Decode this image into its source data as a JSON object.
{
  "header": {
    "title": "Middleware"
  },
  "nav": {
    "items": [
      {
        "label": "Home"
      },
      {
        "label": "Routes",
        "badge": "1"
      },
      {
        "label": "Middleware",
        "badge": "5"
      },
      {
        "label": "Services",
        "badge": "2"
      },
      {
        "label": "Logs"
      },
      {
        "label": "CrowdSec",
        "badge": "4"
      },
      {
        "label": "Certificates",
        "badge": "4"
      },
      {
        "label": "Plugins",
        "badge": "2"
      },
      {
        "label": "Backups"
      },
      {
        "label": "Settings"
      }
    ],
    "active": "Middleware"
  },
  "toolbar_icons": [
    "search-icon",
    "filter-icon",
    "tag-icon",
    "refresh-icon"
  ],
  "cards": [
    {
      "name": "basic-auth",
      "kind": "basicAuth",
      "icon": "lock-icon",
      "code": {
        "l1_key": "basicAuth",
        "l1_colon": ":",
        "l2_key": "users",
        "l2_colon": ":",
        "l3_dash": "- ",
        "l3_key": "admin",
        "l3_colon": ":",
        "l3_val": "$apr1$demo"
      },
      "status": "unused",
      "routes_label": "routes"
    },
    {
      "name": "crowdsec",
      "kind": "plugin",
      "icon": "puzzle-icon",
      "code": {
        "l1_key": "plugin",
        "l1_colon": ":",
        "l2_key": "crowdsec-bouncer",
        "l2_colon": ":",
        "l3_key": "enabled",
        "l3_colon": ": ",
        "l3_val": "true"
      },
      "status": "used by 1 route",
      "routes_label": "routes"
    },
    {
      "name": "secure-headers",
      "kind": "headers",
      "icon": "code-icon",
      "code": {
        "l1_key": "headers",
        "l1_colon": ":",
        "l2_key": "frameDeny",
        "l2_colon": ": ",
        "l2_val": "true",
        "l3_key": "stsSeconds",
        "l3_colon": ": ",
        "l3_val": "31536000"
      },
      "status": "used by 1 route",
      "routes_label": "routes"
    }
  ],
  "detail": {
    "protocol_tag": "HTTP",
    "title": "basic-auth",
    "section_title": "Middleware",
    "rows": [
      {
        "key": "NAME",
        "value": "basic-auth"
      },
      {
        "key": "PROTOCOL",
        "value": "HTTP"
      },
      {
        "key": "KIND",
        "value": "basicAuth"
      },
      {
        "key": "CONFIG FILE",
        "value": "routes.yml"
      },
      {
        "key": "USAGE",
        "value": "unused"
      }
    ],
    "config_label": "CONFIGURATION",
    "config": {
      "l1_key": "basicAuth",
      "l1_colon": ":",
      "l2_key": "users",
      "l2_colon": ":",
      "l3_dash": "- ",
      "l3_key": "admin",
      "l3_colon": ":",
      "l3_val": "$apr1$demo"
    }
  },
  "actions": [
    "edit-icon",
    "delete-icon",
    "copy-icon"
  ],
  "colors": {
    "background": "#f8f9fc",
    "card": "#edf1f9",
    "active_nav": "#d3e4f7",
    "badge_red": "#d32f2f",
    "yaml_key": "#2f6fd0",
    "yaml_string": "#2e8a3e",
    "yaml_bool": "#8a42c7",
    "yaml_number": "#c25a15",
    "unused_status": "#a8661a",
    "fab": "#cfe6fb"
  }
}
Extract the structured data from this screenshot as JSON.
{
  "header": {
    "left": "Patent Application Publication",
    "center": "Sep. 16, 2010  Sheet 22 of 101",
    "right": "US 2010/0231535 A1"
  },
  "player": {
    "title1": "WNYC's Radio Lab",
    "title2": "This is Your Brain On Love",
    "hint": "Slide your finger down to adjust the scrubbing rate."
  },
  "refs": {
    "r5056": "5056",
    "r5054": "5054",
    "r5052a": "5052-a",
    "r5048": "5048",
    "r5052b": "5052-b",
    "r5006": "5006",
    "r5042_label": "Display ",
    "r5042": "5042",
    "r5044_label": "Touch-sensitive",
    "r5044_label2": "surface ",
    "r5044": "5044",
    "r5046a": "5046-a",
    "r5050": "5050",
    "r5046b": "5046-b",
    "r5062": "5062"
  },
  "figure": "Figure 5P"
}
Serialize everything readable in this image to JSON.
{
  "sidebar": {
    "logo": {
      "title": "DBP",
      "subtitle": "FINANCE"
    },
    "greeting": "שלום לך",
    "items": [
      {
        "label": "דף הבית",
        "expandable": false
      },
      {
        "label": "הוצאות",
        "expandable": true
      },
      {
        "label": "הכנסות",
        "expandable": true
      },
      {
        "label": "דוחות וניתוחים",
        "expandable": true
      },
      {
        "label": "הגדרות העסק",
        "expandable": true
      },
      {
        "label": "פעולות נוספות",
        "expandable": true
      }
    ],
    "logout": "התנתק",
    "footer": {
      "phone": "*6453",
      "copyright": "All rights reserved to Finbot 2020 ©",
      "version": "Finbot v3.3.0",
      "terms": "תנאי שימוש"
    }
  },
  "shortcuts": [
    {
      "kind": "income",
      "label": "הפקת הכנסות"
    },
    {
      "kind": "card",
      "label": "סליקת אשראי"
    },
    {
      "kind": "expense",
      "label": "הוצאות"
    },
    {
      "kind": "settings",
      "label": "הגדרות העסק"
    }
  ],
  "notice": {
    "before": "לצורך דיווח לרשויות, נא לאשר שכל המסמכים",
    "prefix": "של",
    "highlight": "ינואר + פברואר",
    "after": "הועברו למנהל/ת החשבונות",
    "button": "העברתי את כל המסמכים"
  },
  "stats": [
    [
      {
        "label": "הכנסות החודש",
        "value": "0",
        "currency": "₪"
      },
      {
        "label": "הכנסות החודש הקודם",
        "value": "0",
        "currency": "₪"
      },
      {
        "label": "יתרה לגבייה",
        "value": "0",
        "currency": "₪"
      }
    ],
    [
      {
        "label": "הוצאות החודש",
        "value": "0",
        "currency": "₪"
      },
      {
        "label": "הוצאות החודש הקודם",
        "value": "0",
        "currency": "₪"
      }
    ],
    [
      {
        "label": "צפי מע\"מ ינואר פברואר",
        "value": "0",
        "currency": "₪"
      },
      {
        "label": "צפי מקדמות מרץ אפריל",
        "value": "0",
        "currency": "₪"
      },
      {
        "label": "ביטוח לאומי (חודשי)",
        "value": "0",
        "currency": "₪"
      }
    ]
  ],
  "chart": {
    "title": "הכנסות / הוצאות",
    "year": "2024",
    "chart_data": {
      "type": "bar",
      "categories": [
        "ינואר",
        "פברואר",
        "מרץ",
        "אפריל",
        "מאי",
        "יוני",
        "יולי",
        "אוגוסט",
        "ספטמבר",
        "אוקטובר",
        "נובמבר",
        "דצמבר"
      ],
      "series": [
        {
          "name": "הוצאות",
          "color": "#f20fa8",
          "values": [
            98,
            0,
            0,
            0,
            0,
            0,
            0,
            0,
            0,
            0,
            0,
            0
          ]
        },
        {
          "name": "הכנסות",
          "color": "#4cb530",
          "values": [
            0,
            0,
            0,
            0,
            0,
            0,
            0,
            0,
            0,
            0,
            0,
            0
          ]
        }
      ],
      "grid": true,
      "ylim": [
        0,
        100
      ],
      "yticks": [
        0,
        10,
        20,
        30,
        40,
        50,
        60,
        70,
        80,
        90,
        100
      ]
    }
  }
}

--

**PROBLEM TO SOLVE:**
All lines that include "החודש" are to be gathered and copied.

**ANSWER IN FULL:**
        "label": "הכנסות החודש",
        "label": "הכנסות החודש הקודם",
        "label": "הוצאות החודש",
        "label": "הוצאות החודש הקודם",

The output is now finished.